── EXTRAIT DU DOCUMENT

Emprisonné depuis son arrestation en septembre, Combs a déjà purgé neuf mois de prison.
Acquittement des accusations les plus graves
Le jury, composé de huit hommes et de quatre femmes, a acquitté Combs des accusations de complot d'extorsion et de trafic sexuel, liées à des allégations selon lesquelles il aurait utilisé son argent, son pouvoir et la force physique pour manipuler ses petites amies et les amener à des centaines de marathons sexuels sous l'emprise de la drogue avec ces hommes.
Combs et son équipe de défense ont fait valoir que les femmes étaient consentantes et qu'aucune de ses violences ne justifiait la gravité des accusations.
Me Agnifilo a demandé la libération immédiate de Combs sous caution en attendant le prononcé de sa peine, affirmant que ces acquittements modifiaient la question de savoir s’il devait être détenu.
Le juge Arun Subramanian a rejeté cette idée, affirmant que Combs — pour l’instant — n’avait pas démontré, par des preuves claires et convaincantes, «l’absence de danger pour quiconque ou la communauté».

────

> _CONSIGNE A_
Présentez sous forme de liste numérotée les lignes de données, du début jusqu'à la ligne contenant « series-line-0: [162, 191, 353, 409] » incluse, en omettant les lignes vides.
L'extrait et les lignes n'ont aucun rapport entre eux.

── LIGNES DE DONNÉES

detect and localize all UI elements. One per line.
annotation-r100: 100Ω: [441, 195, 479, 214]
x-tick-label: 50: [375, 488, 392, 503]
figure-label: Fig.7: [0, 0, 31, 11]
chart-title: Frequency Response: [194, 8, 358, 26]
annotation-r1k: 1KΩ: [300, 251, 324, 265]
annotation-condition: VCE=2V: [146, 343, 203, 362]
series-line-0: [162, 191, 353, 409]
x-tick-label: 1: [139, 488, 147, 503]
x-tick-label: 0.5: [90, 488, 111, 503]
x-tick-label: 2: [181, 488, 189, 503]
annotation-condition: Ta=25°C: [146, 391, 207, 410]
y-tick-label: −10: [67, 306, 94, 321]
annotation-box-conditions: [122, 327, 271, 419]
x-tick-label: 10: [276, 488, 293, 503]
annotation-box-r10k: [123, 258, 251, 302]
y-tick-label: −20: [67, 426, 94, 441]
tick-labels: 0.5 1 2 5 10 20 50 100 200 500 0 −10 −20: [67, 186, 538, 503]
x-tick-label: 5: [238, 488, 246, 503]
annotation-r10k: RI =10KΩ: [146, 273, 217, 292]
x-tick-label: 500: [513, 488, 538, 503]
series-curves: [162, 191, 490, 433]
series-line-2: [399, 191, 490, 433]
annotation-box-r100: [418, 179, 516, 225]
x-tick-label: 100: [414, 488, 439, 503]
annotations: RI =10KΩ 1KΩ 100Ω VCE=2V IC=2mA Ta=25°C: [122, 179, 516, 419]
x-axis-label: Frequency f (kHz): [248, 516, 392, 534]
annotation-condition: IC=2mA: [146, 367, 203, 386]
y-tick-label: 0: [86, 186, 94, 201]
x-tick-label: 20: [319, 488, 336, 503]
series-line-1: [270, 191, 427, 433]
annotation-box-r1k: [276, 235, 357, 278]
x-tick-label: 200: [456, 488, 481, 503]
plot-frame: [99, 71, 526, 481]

────

> _CONSIGNE B_
Répondez à ces questions d'après l'extrait :
(i) Combien de mois de prison Combs a-t-il déjà purgés ?
(ii) Combien d'hommes et de femmes composent le jury ?
(iii) Quel juge a rejeté la demande de libération sous caution ?

> _RÉSULTAT OBTENU A_
1. detect and localize all UI elements. One per line.
2. annotation-r100: 100Ω: [441, 195, 479, 214]
3. x-tick-label: 50: [375, 488, 392, 503]
4. figure-label: Fig.7: [0, 0, 31, 11]
5. chart-title: Frequency Response: [194, 8, 358, 26]
6. annotation-r1k: 1KΩ: [300, 251, 324, 265]
7. annotation-condition: VCE=2V: [146, 343, 203, 362]
8. series-line-0: [162, 191, 353, 409]

> _RÉSULTAT OBTENU B_
(i) Neuf mois.
(ii) Huit hommes et quatre femmes.
(iii) Le juge Arun Subramanian.